- _本文テキスト_:
------------------------------

女性が女性のヌードを撮る。
9年前にフォトグラファーの花盛友里さんが女性のヌード撮影を始めた際には「風変わりなこと」として世間から捉えられていたプロジェクトでした。
しかし、2023年3月28日~4月3日に開かれた個展「脱いでみた。」では、訪れた人たちから「自分に自信をもつことを感じさせてくれる」というポジティブな感想が多数寄せられました。
花盛さんは今回の個展を通して、同じヌード作品でも見る人の感じ方に変化があったと話す。
「脱いでみた。」とは、「一番自然、だから一番綺麗」をコンセプトにモデル選考はせず、撮影を希望する一般の女の子たちを先着順に撮影しているプロジェクトです。
9年間、一般の女の子たちのヌード写真を撮り続けている花盛友里さんに、女の子たちを取り巻く社会環境の変化について聞いてみました。

------------------------------

- _データ行_:
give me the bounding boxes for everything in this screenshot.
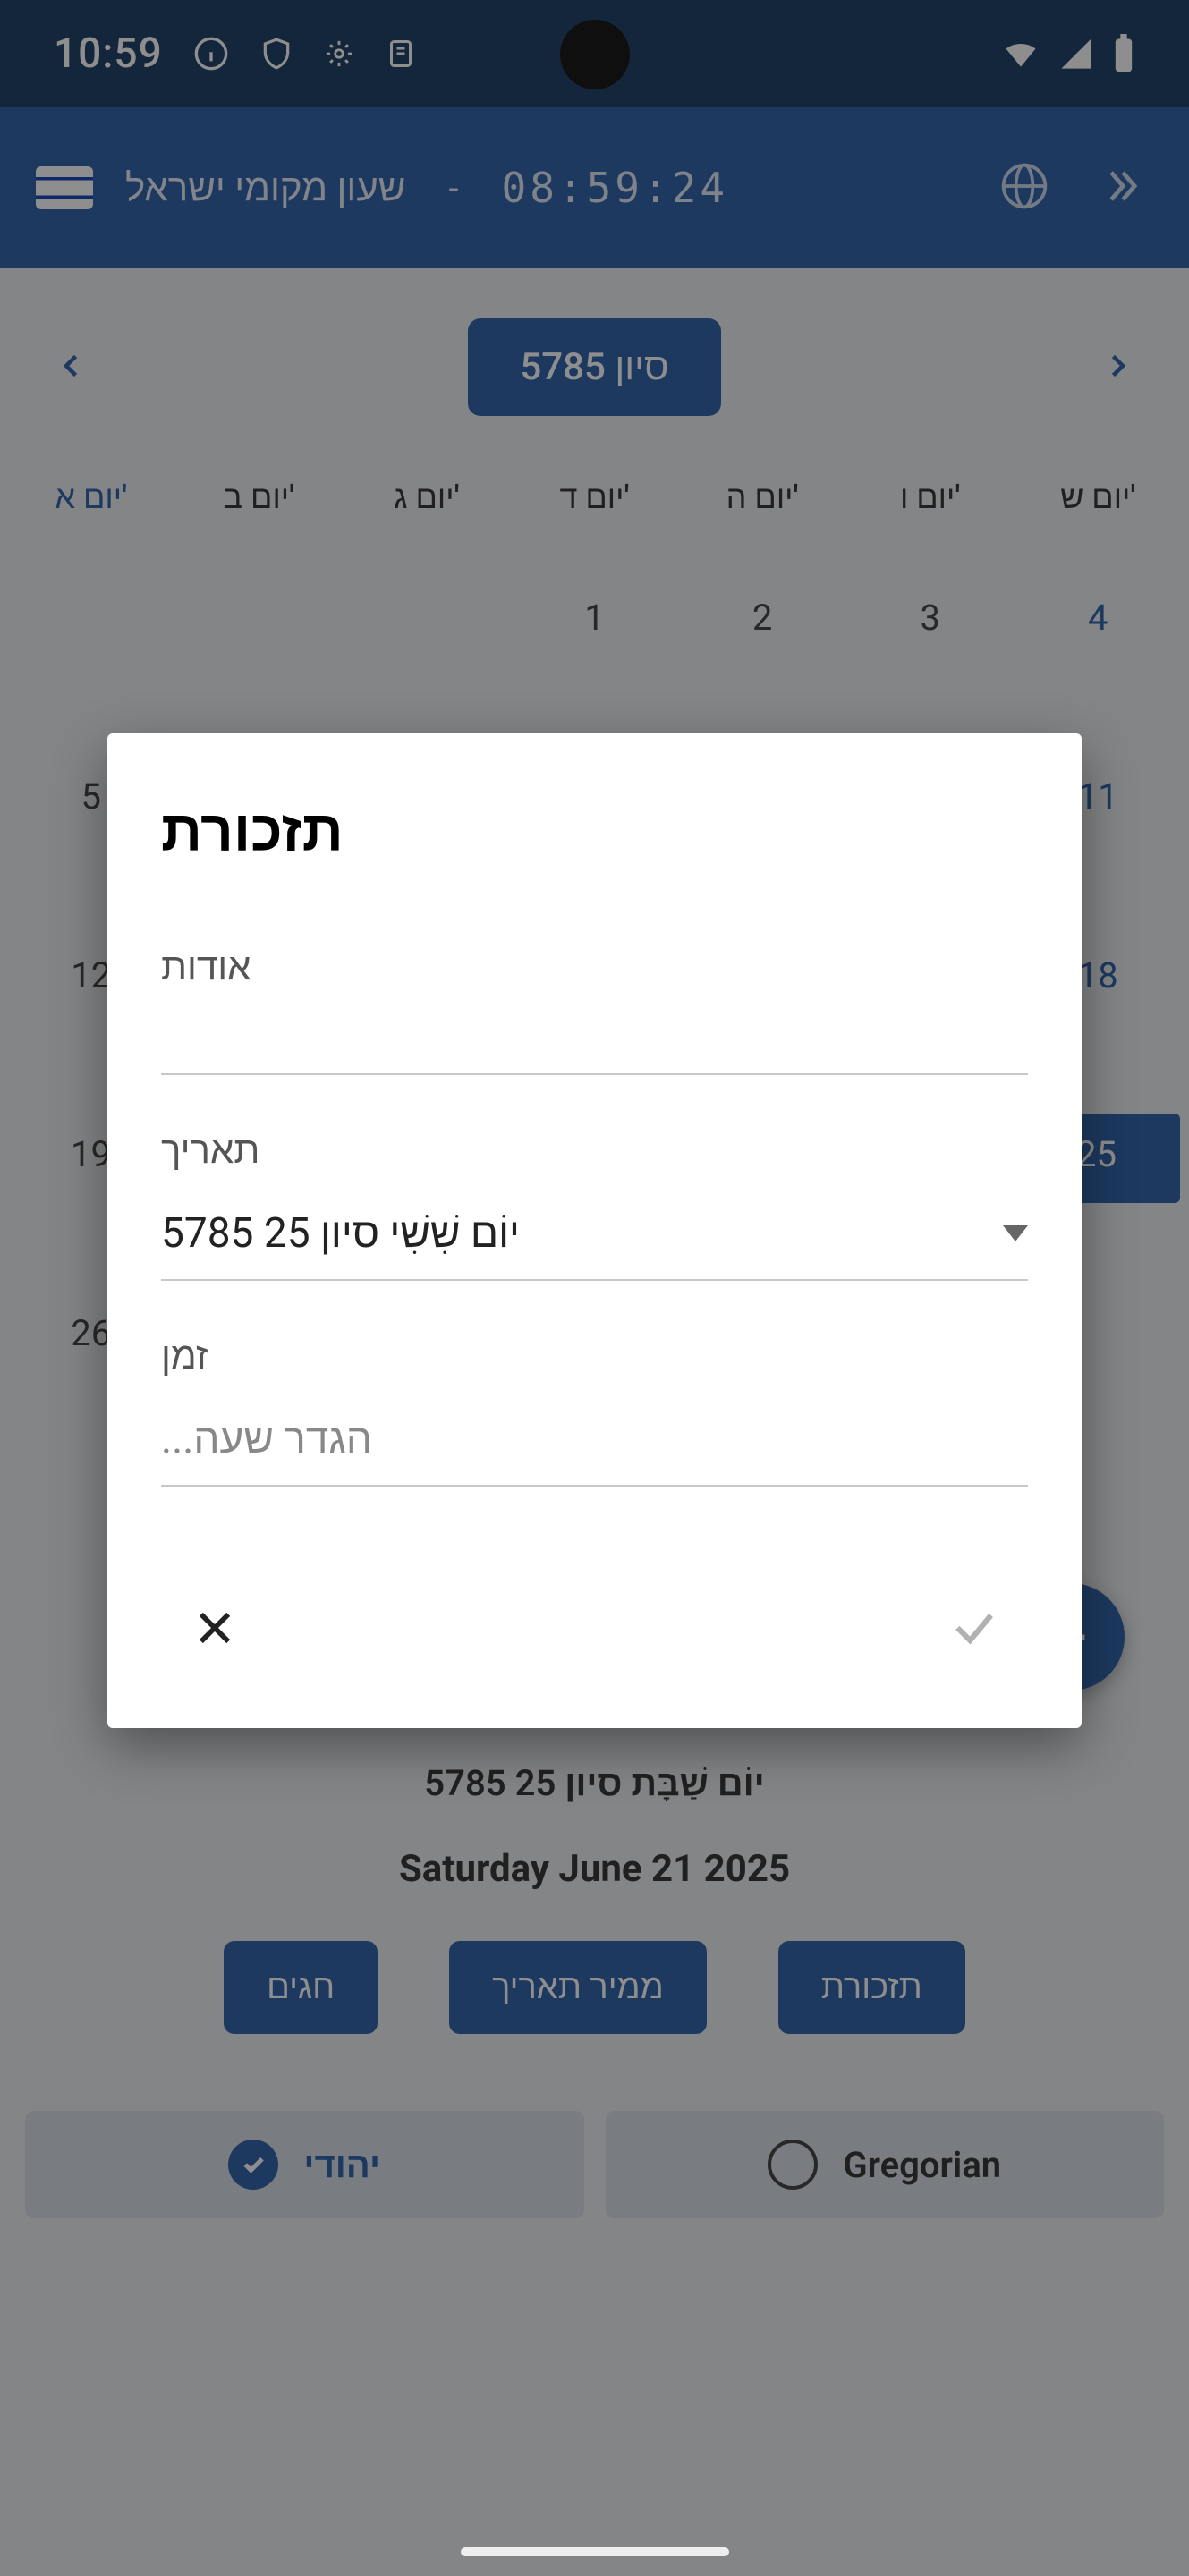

------------------------------

- _課題内容 1_:
本文テキストの「女性が女性のヌードを撮る。」から「感じ方に変化があったと話す。」までを、一字も変えずにそのまま書き写してもらえますか？
- _課題内容 2_:
本文テキストのうち「「脱いでみた。」とは」で始まる段落を、主な事実を残したまま箇条書きにまとめてもらえますか？
上のデータ行はこの作業には使いません。

- _解答例 1_:
女性が女性のヌードを撮る。
9年前にフォトグラファーの花盛友里さんが女性のヌード撮影を始めた際には「風変わりなこと」として世間から捉えられていたプロジェクトでした。
しかし、2023年3月28日~4月3日に開かれた個展「脱いでみた。」では、訪れた人たちから「自分に自信をもつことを感じさせてくれる」というポジティブな感想が多数寄せられました。
花盛さんは今回の個展を通して、同じヌード作品でも見る人の感じ方に変化があったと話す。

- _解答例 2_:
- 「脱いでみた。」は、撮影を希望する一般の女の子たちを撮影するプロジェクト
- コンセプトは「一番自然、だから一番綺麗」
- モデル選考はしない
- 撮影は先着順